Problem: Copy all lines in which the word "type" can be found.
====================
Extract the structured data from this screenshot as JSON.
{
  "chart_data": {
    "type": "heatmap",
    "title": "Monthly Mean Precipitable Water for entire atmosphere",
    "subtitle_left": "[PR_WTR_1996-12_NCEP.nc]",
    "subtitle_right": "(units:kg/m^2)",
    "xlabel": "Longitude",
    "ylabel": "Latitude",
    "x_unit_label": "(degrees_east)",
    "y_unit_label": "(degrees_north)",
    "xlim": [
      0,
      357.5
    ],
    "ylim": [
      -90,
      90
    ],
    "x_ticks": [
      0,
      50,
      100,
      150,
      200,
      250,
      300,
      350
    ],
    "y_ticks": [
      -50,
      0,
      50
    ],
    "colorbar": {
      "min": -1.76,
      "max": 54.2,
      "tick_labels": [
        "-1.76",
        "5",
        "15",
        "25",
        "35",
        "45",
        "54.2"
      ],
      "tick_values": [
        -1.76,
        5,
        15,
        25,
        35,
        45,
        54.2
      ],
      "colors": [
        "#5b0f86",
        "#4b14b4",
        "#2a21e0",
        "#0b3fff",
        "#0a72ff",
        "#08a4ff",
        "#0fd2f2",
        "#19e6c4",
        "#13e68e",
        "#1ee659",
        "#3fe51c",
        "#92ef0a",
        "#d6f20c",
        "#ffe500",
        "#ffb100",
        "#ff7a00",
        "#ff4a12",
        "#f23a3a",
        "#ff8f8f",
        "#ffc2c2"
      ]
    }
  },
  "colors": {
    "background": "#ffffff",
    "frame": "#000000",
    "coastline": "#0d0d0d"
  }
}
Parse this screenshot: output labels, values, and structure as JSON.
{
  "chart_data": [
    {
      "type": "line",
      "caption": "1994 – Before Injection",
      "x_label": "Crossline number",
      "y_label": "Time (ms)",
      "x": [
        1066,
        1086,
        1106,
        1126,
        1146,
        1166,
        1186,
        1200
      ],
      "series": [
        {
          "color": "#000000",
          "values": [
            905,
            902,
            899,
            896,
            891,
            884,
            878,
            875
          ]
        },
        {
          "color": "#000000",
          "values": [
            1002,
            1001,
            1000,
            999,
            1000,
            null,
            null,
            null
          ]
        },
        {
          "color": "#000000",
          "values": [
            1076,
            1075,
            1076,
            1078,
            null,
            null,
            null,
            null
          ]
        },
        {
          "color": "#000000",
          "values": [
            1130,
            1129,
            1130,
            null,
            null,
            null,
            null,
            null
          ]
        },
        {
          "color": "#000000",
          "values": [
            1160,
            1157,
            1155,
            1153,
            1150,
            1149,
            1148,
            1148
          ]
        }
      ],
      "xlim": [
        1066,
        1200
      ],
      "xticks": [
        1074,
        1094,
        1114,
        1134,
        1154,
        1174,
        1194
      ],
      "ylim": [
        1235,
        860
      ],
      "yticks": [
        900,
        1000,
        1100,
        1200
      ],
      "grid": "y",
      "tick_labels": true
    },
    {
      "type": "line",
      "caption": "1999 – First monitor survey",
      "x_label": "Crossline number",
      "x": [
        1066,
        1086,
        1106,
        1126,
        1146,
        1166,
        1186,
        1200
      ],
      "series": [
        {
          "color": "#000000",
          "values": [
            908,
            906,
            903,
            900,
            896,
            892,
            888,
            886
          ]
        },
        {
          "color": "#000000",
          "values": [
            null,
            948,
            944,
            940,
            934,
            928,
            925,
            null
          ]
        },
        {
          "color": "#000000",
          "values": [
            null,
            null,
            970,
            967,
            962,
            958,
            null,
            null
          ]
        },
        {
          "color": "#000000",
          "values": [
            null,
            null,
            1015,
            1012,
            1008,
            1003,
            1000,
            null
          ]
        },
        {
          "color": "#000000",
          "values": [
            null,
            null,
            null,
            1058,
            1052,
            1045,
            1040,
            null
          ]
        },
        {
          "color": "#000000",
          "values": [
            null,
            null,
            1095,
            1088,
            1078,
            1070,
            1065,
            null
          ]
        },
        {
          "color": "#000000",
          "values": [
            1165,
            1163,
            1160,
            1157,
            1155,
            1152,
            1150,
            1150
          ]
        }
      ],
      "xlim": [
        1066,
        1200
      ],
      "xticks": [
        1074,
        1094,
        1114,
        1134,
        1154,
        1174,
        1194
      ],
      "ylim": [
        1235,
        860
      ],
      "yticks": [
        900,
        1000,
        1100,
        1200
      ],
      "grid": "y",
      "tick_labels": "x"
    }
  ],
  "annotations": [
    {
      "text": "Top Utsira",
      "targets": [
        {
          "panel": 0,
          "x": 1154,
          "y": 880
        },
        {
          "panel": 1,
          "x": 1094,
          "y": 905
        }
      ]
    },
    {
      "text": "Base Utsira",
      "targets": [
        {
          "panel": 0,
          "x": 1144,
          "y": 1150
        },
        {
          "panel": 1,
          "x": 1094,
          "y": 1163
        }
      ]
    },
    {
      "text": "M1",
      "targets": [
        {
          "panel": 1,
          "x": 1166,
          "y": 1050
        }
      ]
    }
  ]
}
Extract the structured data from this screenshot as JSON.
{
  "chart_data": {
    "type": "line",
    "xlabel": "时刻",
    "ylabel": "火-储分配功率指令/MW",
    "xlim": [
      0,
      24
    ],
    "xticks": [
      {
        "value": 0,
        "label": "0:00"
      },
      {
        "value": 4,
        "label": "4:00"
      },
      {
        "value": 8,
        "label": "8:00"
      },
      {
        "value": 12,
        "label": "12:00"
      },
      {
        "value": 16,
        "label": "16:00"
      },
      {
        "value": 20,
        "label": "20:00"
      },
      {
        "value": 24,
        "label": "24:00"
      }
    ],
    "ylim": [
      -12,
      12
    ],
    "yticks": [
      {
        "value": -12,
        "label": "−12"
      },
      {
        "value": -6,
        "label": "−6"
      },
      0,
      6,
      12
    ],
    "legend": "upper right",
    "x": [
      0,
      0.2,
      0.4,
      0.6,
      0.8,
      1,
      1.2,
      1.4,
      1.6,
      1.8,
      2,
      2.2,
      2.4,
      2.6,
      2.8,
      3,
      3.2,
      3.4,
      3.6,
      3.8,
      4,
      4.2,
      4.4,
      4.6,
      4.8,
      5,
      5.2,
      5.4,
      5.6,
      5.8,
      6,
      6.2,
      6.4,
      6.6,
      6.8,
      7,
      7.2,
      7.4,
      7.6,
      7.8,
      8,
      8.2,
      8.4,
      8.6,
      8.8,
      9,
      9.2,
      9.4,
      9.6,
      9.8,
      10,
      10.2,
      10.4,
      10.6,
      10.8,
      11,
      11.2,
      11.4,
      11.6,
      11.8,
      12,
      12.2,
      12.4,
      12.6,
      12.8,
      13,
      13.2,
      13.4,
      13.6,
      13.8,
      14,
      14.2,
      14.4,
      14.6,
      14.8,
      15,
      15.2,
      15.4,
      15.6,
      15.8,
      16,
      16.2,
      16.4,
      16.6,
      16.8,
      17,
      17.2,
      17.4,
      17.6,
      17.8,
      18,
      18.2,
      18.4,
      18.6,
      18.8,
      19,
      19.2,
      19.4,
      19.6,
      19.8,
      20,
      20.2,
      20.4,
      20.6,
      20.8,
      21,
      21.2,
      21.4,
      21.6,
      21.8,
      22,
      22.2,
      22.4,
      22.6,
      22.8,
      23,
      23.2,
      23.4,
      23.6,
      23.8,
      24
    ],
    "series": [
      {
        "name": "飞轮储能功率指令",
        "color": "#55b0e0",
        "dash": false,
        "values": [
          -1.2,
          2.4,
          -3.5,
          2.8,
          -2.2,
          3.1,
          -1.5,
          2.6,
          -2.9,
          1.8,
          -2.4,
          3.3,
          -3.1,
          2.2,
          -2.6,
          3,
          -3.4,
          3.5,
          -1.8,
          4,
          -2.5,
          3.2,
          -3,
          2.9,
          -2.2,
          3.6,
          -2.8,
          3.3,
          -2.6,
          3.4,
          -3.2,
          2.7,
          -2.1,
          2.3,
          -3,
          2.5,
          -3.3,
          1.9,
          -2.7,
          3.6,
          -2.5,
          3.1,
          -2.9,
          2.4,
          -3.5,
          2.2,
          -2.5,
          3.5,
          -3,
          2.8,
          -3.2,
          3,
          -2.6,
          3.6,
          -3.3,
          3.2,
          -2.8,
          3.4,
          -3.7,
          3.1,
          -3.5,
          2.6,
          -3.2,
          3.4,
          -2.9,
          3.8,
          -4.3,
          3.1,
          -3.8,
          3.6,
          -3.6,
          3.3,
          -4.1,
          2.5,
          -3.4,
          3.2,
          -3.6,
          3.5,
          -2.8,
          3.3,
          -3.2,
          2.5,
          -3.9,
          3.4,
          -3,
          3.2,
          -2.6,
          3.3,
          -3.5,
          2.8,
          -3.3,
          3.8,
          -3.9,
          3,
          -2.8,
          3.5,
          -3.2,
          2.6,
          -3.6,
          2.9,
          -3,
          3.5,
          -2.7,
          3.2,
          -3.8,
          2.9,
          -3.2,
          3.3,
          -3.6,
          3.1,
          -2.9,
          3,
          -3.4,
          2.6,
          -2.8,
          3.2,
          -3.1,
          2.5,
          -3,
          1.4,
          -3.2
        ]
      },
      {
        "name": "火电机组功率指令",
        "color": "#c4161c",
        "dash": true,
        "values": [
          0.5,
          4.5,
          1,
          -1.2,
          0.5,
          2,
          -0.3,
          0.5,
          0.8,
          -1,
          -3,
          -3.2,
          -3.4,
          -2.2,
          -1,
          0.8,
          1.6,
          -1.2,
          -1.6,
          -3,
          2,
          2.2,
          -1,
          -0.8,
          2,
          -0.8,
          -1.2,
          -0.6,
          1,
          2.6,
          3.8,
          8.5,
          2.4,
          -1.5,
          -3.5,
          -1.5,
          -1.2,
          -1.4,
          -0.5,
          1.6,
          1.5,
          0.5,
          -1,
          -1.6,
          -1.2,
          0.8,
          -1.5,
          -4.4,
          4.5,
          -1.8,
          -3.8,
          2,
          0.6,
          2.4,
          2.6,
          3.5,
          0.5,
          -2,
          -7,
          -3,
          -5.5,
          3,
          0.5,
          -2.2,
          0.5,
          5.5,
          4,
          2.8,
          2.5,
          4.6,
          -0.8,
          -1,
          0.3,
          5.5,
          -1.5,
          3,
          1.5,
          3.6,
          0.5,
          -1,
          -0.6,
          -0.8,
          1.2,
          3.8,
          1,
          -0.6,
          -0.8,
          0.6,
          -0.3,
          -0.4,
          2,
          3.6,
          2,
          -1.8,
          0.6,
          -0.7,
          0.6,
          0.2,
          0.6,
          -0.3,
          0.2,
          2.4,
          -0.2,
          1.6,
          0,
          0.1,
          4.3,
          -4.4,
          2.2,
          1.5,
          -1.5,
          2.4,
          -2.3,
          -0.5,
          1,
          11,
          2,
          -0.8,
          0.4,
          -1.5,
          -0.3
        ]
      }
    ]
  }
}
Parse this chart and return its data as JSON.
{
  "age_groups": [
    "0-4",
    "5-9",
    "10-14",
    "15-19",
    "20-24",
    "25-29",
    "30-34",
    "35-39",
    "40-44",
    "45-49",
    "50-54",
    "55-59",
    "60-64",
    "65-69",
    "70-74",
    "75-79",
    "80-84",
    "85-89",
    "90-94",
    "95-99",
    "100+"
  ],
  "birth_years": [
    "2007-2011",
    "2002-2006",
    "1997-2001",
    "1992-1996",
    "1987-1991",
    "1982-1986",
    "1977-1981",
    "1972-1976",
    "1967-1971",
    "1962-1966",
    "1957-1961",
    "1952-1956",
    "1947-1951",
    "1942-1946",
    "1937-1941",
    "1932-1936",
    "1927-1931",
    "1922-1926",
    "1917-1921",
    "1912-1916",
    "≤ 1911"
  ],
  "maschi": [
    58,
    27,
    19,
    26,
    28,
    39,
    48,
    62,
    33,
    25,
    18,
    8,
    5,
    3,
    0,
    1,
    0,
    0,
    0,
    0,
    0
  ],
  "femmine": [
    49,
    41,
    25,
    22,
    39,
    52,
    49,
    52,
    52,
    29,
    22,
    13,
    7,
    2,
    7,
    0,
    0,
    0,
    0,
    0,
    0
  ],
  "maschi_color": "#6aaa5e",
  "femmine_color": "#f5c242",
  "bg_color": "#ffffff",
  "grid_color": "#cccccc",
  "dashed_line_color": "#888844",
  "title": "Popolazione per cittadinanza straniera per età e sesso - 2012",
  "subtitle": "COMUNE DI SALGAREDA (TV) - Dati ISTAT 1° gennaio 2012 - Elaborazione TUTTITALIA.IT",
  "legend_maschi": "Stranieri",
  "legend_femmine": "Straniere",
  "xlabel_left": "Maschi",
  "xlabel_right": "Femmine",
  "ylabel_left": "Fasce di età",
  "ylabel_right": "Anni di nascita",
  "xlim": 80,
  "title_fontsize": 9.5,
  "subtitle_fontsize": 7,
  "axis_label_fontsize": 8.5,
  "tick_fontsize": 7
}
====================
The solution:
    "type": "heatmap",
      "type": "line",
      "type": "line",
    "type": "line",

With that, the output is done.